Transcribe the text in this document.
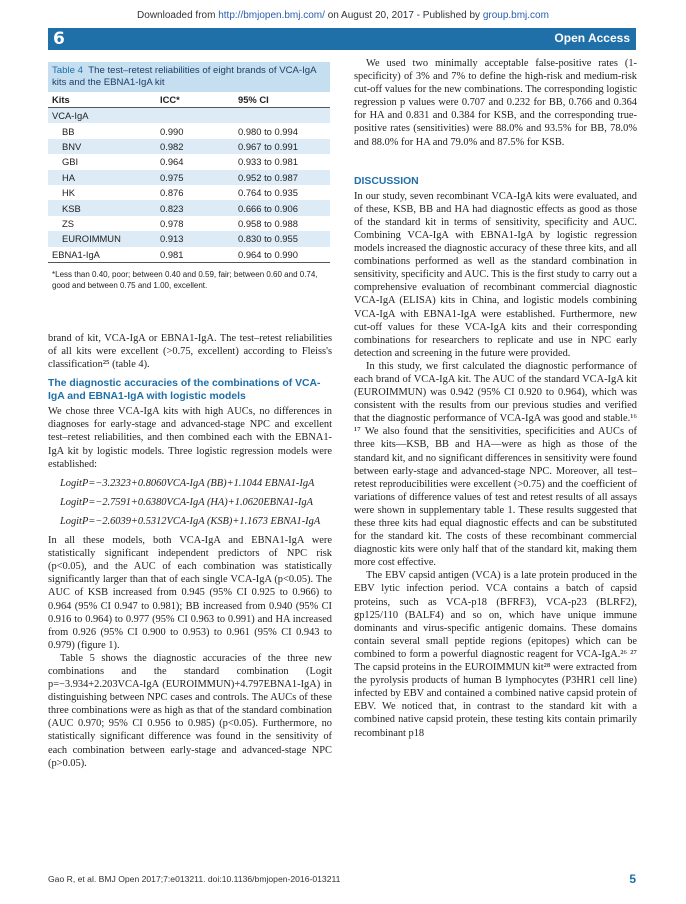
Downloaded from http://bmjopen.bmj.com/ on August 20, 2017 - Published by group.bmj.com
6	Open Access
Table 4 The test–retest reliabilities of eight brands of VCA-IgA kits and the EBNA1-IgA kit
Kits	ICC*	95% CI
VCA-IgA		
BB	0.990	0.980 to 0.994
BNV	0.982	0.967 to 0.991
GBI	0.964	0.933 to 0.981
HA	0.975	0.952 to 0.987
HK	0.876	0.764 to 0.935
KSB	0.823	0.666 to 0.906
ZS	0.978	0.958 to 0.988
EUROIMMUN	0.913	0.830 to 0.955
EBNA1-IgA	0.981	0.964 to 0.990
*Less than 0.40, poor; between 0.40 and 0.59, fair; between 0.60 and 0.74, good and between 0.75 and 1.00, excellent.

brand of kit, VCA-IgA or EBNA1-IgA. The test–retest reliabilities of all kits were excellent (>0.75, excellent) according to Fleiss's classification²⁵ (table 4).

The diagnostic accuracies of the combinations of VCA-IgA and EBNA1-IgA with logistic models

We chose three VCA-IgA kits with high AUCs, no differences in diagnoses for early-stage and advanced-stage NPC and excellent test–retest reliabilities, and then combined each with the EBNA1-IgA kit by logistic models. Three logistic regression models were established:

LogitP=−3.2323+0.8060VCA-IgA (BB)+1.1044 EBNA1-IgA

LogitP=−2.7591+0.6380VCA-IgA (HA)+1.0620EBNA1-IgA

LogitP=−2.6039+0.5312VCA-IgA (KSB)+1.1673 EBNA1-IgA

In all these models, both VCA-IgA and EBNA1-IgA were statistically significant independent predictors of NPC risk (p<0.05), and the AUC of each combination was statistically significantly larger than that of each single VCA-IgA (p<0.05). The AUC of KSB increased from 0.945 (95% CI 0.925 to 0.966) to 0.964 (95% CI 0.947 to 0.981); BB increased from 0.940 (95% CI 0.916 to 0.964) to 0.977 (95% CI 0.963 to 0.991) and HA increased from 0.926 (95% CI 0.900 to 0.953) to 0.961 (95% CI 0.943 to 0.979) (figure 1).

Table 5 shows the diagnostic accuracies of the three new combinations and the standard combination (Logit p=−3.934+2.203VCA-IgA (EUROIMMUN)+4.797EBNA1-IgA) in distinguishing between NPC cases and controls. The AUCs of these three combinations were as high as that of the standard combination (AUC 0.970; 95% CI 0.956 to 0.985) (p<0.05). Furthermore, no statistically significant difference was found in the sensitivity of each combination between early-stage and advanced-stage NPC (p>0.05).

We used two minimally acceptable false-positive rates (1-specificity) of 3% and 7% to define the high-risk and medium-risk cut-off values for the new combinations. The corresponding logistic regression p values were 0.707 and 0.232 for BB, 0.766 and 0.364 for HA and 0.831 and 0.384 for KSB, and the corresponding true-positive rates (sensitivities) were 88.0% and 93.5% for BB, 78.0% and 88.0% for HA and 79.0% and 87.5% for KSB.

DISCUSSION

In our study, seven recombinant VCA-IgA kits were evaluated, and of these, KSB, BB and HA had diagnostic effects as good as those of the standard kit in terms of sensitivity, specificity and AUC. Combining VCA-IgA with EBNA1-IgA by logistic regression models increased the diagnostic accuracy of these three kits, and all combinations performed as well as the standard combination in sensitivity, specificity and AUC. This is the first study to carry out a comprehensive evaluation of recombinant commercial diagnostic VCA-IgA (ELISA) kits in China, and logistic models combining VCA-IgA with EBNA1-IgA were established. Furthermore, new cut-off values for these VCA-IgA kits and their corresponding combinations for researchers to replicate and use in NPC early detection and screening in the future were provided.

In this study, we first calculated the diagnostic performance of each brand of VCA-IgA kit. The AUC of the standard VCA-IgA kit (EUROIMMUN) was 0.942 (95% CI 0.920 to 0.964), which was consistent with the results from our previous studies and verified that the diagnostic performance of VCA-IgA was good and stable.¹⁶ ¹⁷ We also found that the sensitivities, specificities and AUCs of three kits—KSB, BB and HA—were as high as those of the standard kit, and no significant differences in sensitivity were found between early-stage and advanced-stage NPC. Moreover, all test–retest reproducibilities were excellent (>0.75) and the coefficient of variations of difference values of test and retest results of all assays were shown in supplementary table 1. These results suggested that these three kits had equal diagnostic effects and can be substituted for the standard kit. The costs of these recombinant commercial diagnostic kits were only half that of the standard kit, making them more cost effective.

The EBV capsid antigen (VCA) is a late protein produced in the EBV lytic infection period. VCA contains a batch of capsid proteins, such as VCA-p18 (BFRF3), VCA-p23 (BLRF2), gp125/110 (BALF4) and so on, which have unique immune dominants and virus-specific antigenic domains. These domains contain several small peptide regions (epitopes) which can be combined to form a powerful diagnostic reagent for VCA-IgA.²⁶ ²⁷ The capsid proteins in the EUROIMMUN kit²⁸ were extracted from the pyrolysis products of human B lymphocytes (P3HR1 cell line) infected by EBV and contained a combined native capsid protein of EBV. We noticed that, in contrast to the standard kit with a combined native capsid protein, these testing kits contain primarily recombinant p18

Gao R, et al. BMJ Open 2017;7:e013211. doi:10.1136/bmjopen-2016-013211	5
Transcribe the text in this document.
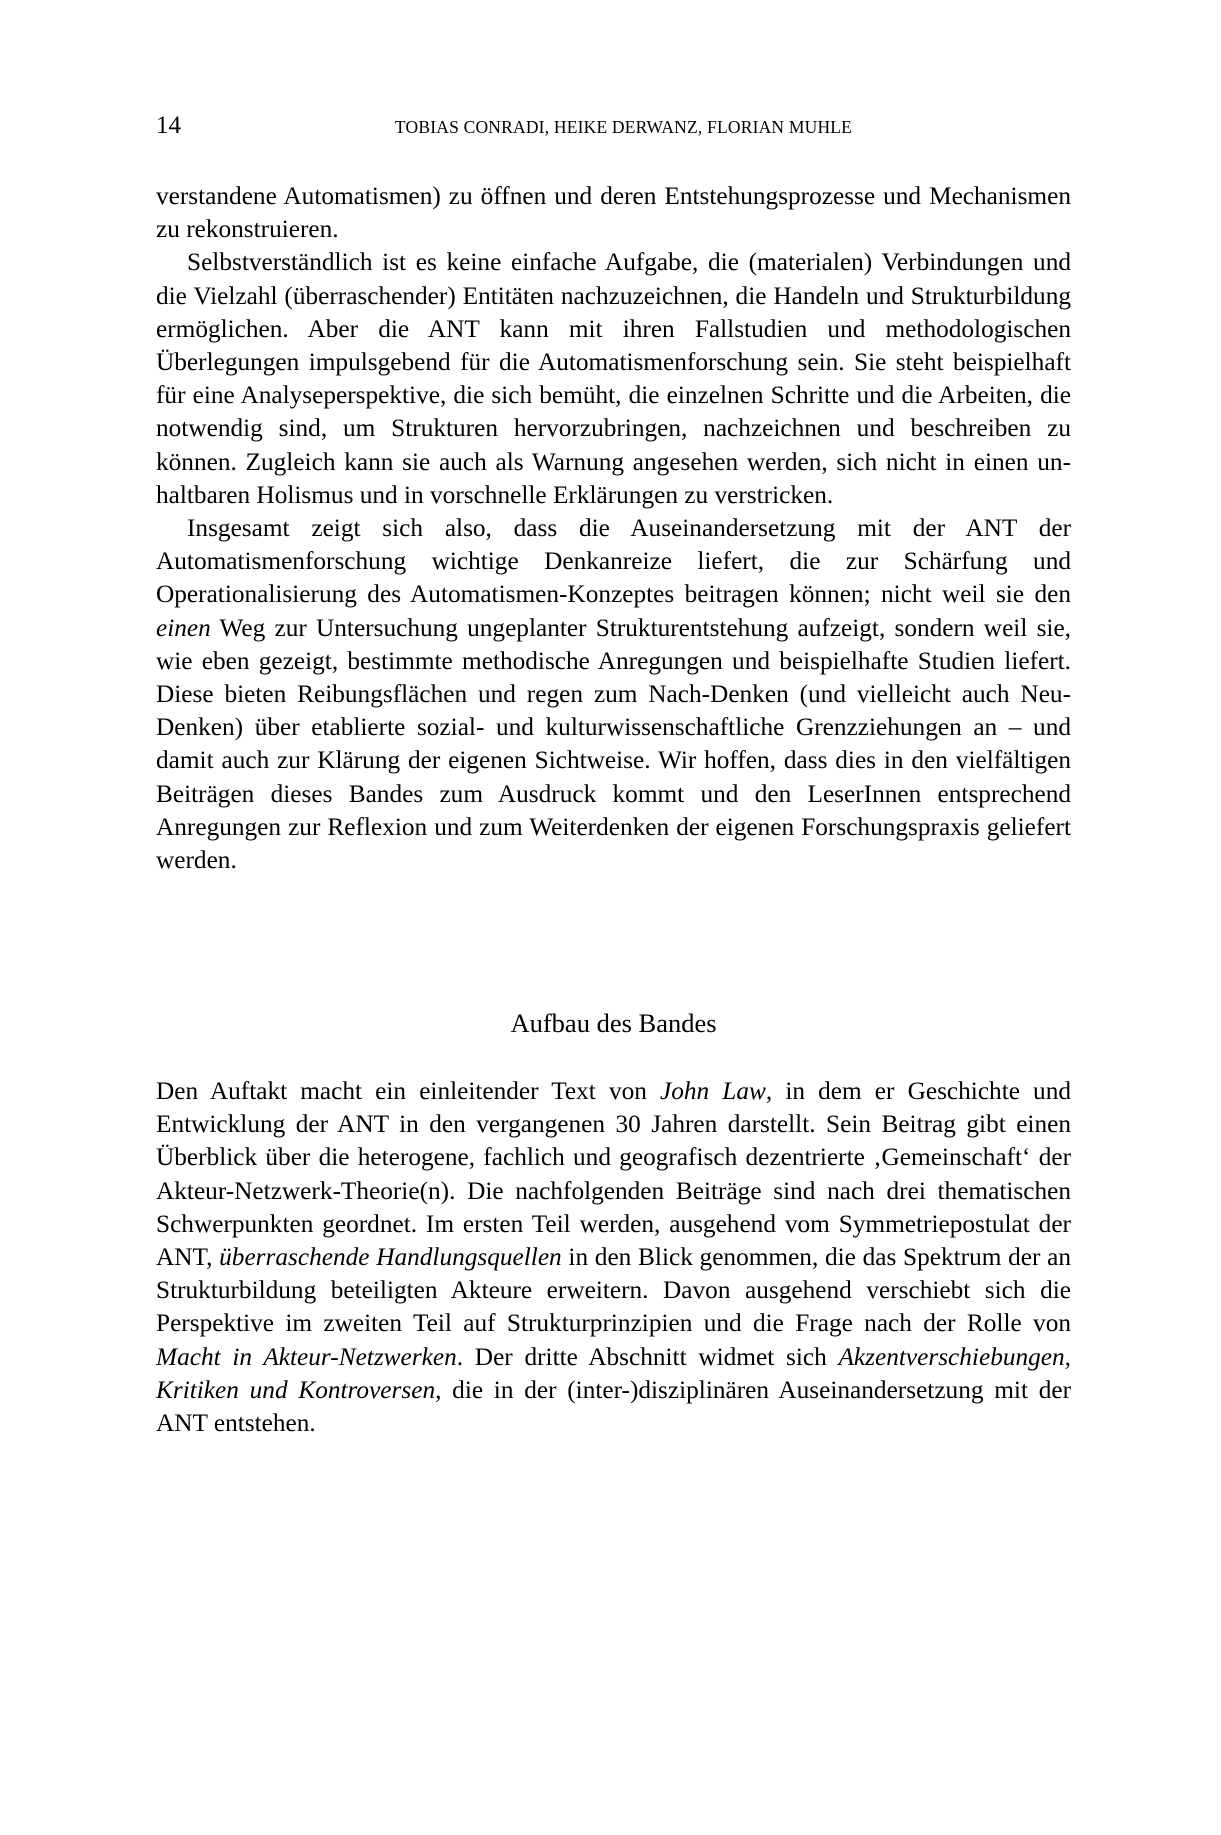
14	TOBIAS CONRADI, HEIKE DERWANZ, FLORIAN MUHLE

verstandene Automatismen) zu öffnen und deren Entstehungsprozesse und Mechanismen zu rekonstruieren.

Selbstverständlich ist es keine einfache Aufgabe, die (materialen) Verbindungen und die Vielzahl (überraschender) Entitäten nachzuzeichnen, die Handeln und Strukturbildung ermöglichen. Aber die ANT kann mit ihren Fallstudien und methodologischen Überlegungen impulsgebend für die Automatismenforschung sein. Sie steht beispielhaft für eine Analyseperspektive, die sich bemüht, die einzelnen Schritte und die Arbeiten, die notwendig sind, um Strukturen hervorzubringen, nachzeichnen und beschreiben zu können. Zugleich kann sie auch als Warnung angesehen werden, sich nicht in einen unhaltbaren Holismus und in vorschnelle Erklärungen zu verstricken.

Insgesamt zeigt sich also, dass die Auseinandersetzung mit der ANT der Automatismenforschung wichtige Denkanreize liefert, die zur Schärfung und Operationalisierung des Automatismen-Konzeptes beitragen können; nicht weil sie den einen Weg zur Untersuchung ungeplanter Strukturentstehung aufzeigt, sondern weil sie, wie eben gezeigt, bestimmte methodische Anregungen und beispielhafte Studien liefert. Diese bieten Reibungsflächen und regen zum Nach-Denken (und vielleicht auch Neu-Denken) über etablierte sozial- und kulturwissenschaftliche Grenzziehungen an – und damit auch zur Klärung der eigenen Sichtweise. Wir hoffen, dass dies in den vielfältigen Beiträgen dieses Bandes zum Ausdruck kommt und den LeserInnen entsprechend Anregungen zur Reflexion und zum Weiterdenken der eigenen Forschungspraxis geliefert werden.

Aufbau des Bandes

Den Auftakt macht ein einleitender Text von John Law, in dem er Geschichte und Entwicklung der ANT in den vergangenen 30 Jahren darstellt. Sein Beitrag gibt einen Überblick über die heterogene, fachlich und geografisch dezentrierte ‚Gemeinschaft‘ der Akteur-Netzwerk-Theorie(n). Die nachfolgenden Beiträge sind nach drei thematischen Schwerpunkten geordnet. Im ersten Teil werden, ausgehend vom Symmetriepostulat der ANT, überraschende Handlungsquellen in den Blick genommen, die das Spektrum der an Strukturbildung beteiligten Akteure erweitern. Davon ausgehend verschiebt sich die Perspektive im zweiten Teil auf Strukturprinzipien und die Frage nach der Rolle von Macht in Akteur-Netzwerken. Der dritte Abschnitt widmet sich Akzentverschiebungen, Kritiken und Kontroversen, die in der (inter-)disziplinären Auseinandersetzung mit der ANT entstehen.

━━━

Task item:
Every line above must appear in the answer unchanged, and no picture may appear in it.

Answer for this exercise:
Transcribe the text in this document.
Downloaded from http://bmjopen.bmj.com/ on August 20, 2017 - Published by group.bmj.com
6	Open Access
Table 4 The test–retest reliabilities of eight brands of VCA-IgA kits and the EBNA1-IgA kit
Kits	ICC*	95% CI
VCA-IgA		
BB	0.990	0.980 to 0.994
BNV	0.982	0.967 to 0.991
GBI	0.964	0.933 to 0.981
HA	0.975	0.952 to 0.987
HK	0.876	0.764 to 0.935
KSB	0.823	0.666 to 0.906
ZS	0.978	0.958 to 0.988
EUROIMMUN	0.913	0.830 to 0.955
EBNA1-IgA	0.981	0.964 to 0.990
*Less than 0.40, poor; between 0.40 and 0.59, fair; between 0.60 and 0.74, good and between 0.75 and 1.00, excellent.

brand of kit, VCA-IgA or EBNA1-IgA. The test–retest reliabilities of all kits were excellent (>0.75, excellent) according to Fleiss's classification²⁵ (table 4).

The diagnostic accuracies of the combinations of VCA-IgA and EBNA1-IgA with logistic models

We chose three VCA-IgA kits with high AUCs, no differences in diagnoses for early-stage and advanced-stage NPC and excellent test–retest reliabilities, and then combined each with the EBNA1-IgA kit by logistic models. Three logistic regression models were established:

LogitP=−3.2323+0.8060VCA-IgA (BB)+1.1044 EBNA1-IgA

LogitP=−2.7591+0.6380VCA-IgA (HA)+1.0620EBNA1-IgA

LogitP=−2.6039+0.5312VCA-IgA (KSB)+1.1673 EBNA1-IgA

In all these models, both VCA-IgA and EBNA1-IgA were statistically significant independent predictors of NPC risk (p<0.05), and the AUC of each combination was statistically significantly larger than that of each single VCA-IgA (p<0.05). The AUC of KSB increased from 0.945 (95% CI 0.925 to 0.966) to 0.964 (95% CI 0.947 to 0.981); BB increased from 0.940 (95% CI 0.916 to 0.964) to 0.977 (95% CI 0.963 to 0.991) and HA increased from 0.926 (95% CI 0.900 to 0.953) to 0.961 (95% CI 0.943 to 0.979) (figure 1).

Table 5 shows the diagnostic accuracies of the three new combinations and the standard combination (Logit p=−3.934+2.203VCA-IgA (EUROIMMUN)+4.797EBNA1-IgA) in distinguishing between NPC cases and controls. The AUCs of these three combinations were as high as that of the standard combination (AUC 0.970; 95% CI 0.956 to 0.985) (p<0.05). Furthermore, no statistically significant difference was found in the sensitivity of each combination between early-stage and advanced-stage NPC (p>0.05).

We used two minimally acceptable false-positive rates (1-specificity) of 3% and 7% to define the high-risk and medium-risk cut-off values for the new combinations. The corresponding logistic regression p values were 0.707 and 0.232 for BB, 0.766 and 0.364 for HA and 0.831 and 0.384 for KSB, and the corresponding true-positive rates (sensitivities) were 88.0% and 93.5% for BB, 78.0% and 88.0% for HA and 79.0% and 87.5% for KSB.

DISCUSSION

In our study, seven recombinant VCA-IgA kits were evaluated, and of these, KSB, BB and HA had diagnostic effects as good as those of the standard kit in terms of sensitivity, specificity and AUC. Combining VCA-IgA with EBNA1-IgA by logistic regression models increased the diagnostic accuracy of these three kits, and all combinations performed as well as the standard combination in sensitivity, specificity and AUC. This is the first study to carry out a comprehensive evaluation of recombinant commercial diagnostic VCA-IgA (ELISA) kits in China, and logistic models combining VCA-IgA with EBNA1-IgA were established. Furthermore, new cut-off values for these VCA-IgA kits and their corresponding combinations for researchers to replicate and use in NPC early detection and screening in the future were provided.

In this study, we first calculated the diagnostic performance of each brand of VCA-IgA kit. The AUC of the standard VCA-IgA kit (EUROIMMUN) was 0.942 (95% CI 0.920 to 0.964), which was consistent with the results from our previous studies and verified that the diagnostic performance of VCA-IgA was good and stable.¹⁶ ¹⁷ We also found that the sensitivities, specificities and AUCs of three kits—KSB, BB and HA—were as high as those of the standard kit, and no significant differences in sensitivity were found between early-stage and advanced-stage NPC. Moreover, all test–retest reproducibilities were excellent (>0.75) and the coefficient of variations of difference values of test and retest results of all assays were shown in supplementary table 1. These results suggested that these three kits had equal diagnostic effects and can be substituted for the standard kit. The costs of these recombinant commercial diagnostic kits were only half that of the standard kit, making them more cost effective.

The EBV capsid antigen (VCA) is a late protein produced in the EBV lytic infection period. VCA contains a batch of capsid proteins, such as VCA-p18 (BFRF3), VCA-p23 (BLRF2), gp125/110 (BALF4) and so on, which have unique immune dominants and virus-specific antigenic domains. These domains contain several small peptide regions (epitopes) which can be combined to form a powerful diagnostic reagent for VCA-IgA.²⁶ ²⁷ The capsid proteins in the EUROIMMUN kit²⁸ were extracted from the pyrolysis products of human B lymphocytes (P3HR1 cell line) infected by EBV and contained a combined native capsid protein of EBV. We noticed that, in contrast to the standard kit with a combined native capsid protein, these testing kits contain primarily recombinant p18

Gao R, et al. BMJ Open 2017;7:e013211. doi:10.1136/bmjopen-2016-013211	5
Transcribe the text in this document.
14	TOBIAS CONRADI, HEIKE DERWANZ, FLORIAN MUHLE

verstandene Automatismen) zu öffnen und deren Entstehungsprozesse und Mechanismen zu rekonstruieren.

Selbstverständlich ist es keine einfache Aufgabe, die (materialen) Verbindungen und die Vielzahl (überraschender) Entitäten nachzuzeichnen, die Handeln und Strukturbildung ermöglichen. Aber die ANT kann mit ihren Fallstudien und methodologischen Überlegungen impulsgebend für die Automatismenforschung sein. Sie steht beispielhaft für eine Analyseperspektive, die sich bemüht, die einzelnen Schritte und die Arbeiten, die notwendig sind, um Strukturen hervorzubringen, nachzeichnen und beschreiben zu können. Zugleich kann sie auch als Warnung angesehen werden, sich nicht in einen unhaltbaren Holismus und in vorschnelle Erklärungen zu verstricken.

Insgesamt zeigt sich also, dass die Auseinandersetzung mit der ANT der Automatismenforschung wichtige Denkanreize liefert, die zur Schärfung und Operationalisierung des Automatismen-Konzeptes beitragen können; nicht weil sie den einen Weg zur Untersuchung ungeplanter Strukturentstehung aufzeigt, sondern weil sie, wie eben gezeigt, bestimmte methodische Anregungen und beispielhafte Studien liefert. Diese bieten Reibungsflächen und regen zum Nach-Denken (und vielleicht auch Neu-Denken) über etablierte sozial- und kulturwissenschaftliche Grenzziehungen an – und damit auch zur Klärung der eigenen Sichtweise. Wir hoffen, dass dies in den vielfältigen Beiträgen dieses Bandes zum Ausdruck kommt und den LeserInnen entsprechend Anregungen zur Reflexion und zum Weiterdenken der eigenen Forschungspraxis geliefert werden.

Aufbau des Bandes

Den Auftakt macht ein einleitender Text von John Law, in dem er Geschichte und Entwicklung der ANT in den vergangenen 30 Jahren darstellt. Sein Beitrag gibt einen Überblick über die heterogene, fachlich und geografisch dezentrierte ‚Gemeinschaft‘ der Akteur-Netzwerk-Theorie(n). Die nachfolgenden Beiträge sind nach drei thematischen Schwerpunkten geordnet. Im ersten Teil werden, ausgehend vom Symmetriepostulat der ANT, überraschende Handlungsquellen in den Blick genommen, die das Spektrum der an Strukturbildung beteiligten Akteure erweitern. Davon ausgehend verschiebt sich die Perspektive im zweiten Teil auf Strukturprinzipien und die Frage nach der Rolle von Macht in Akteur-Netzwerken. Der dritte Abschnitt widmet sich Akzentverschiebungen, Kritiken und Kontroversen, die in der (inter-)disziplinären Auseinandersetzung mit der ANT entstehen.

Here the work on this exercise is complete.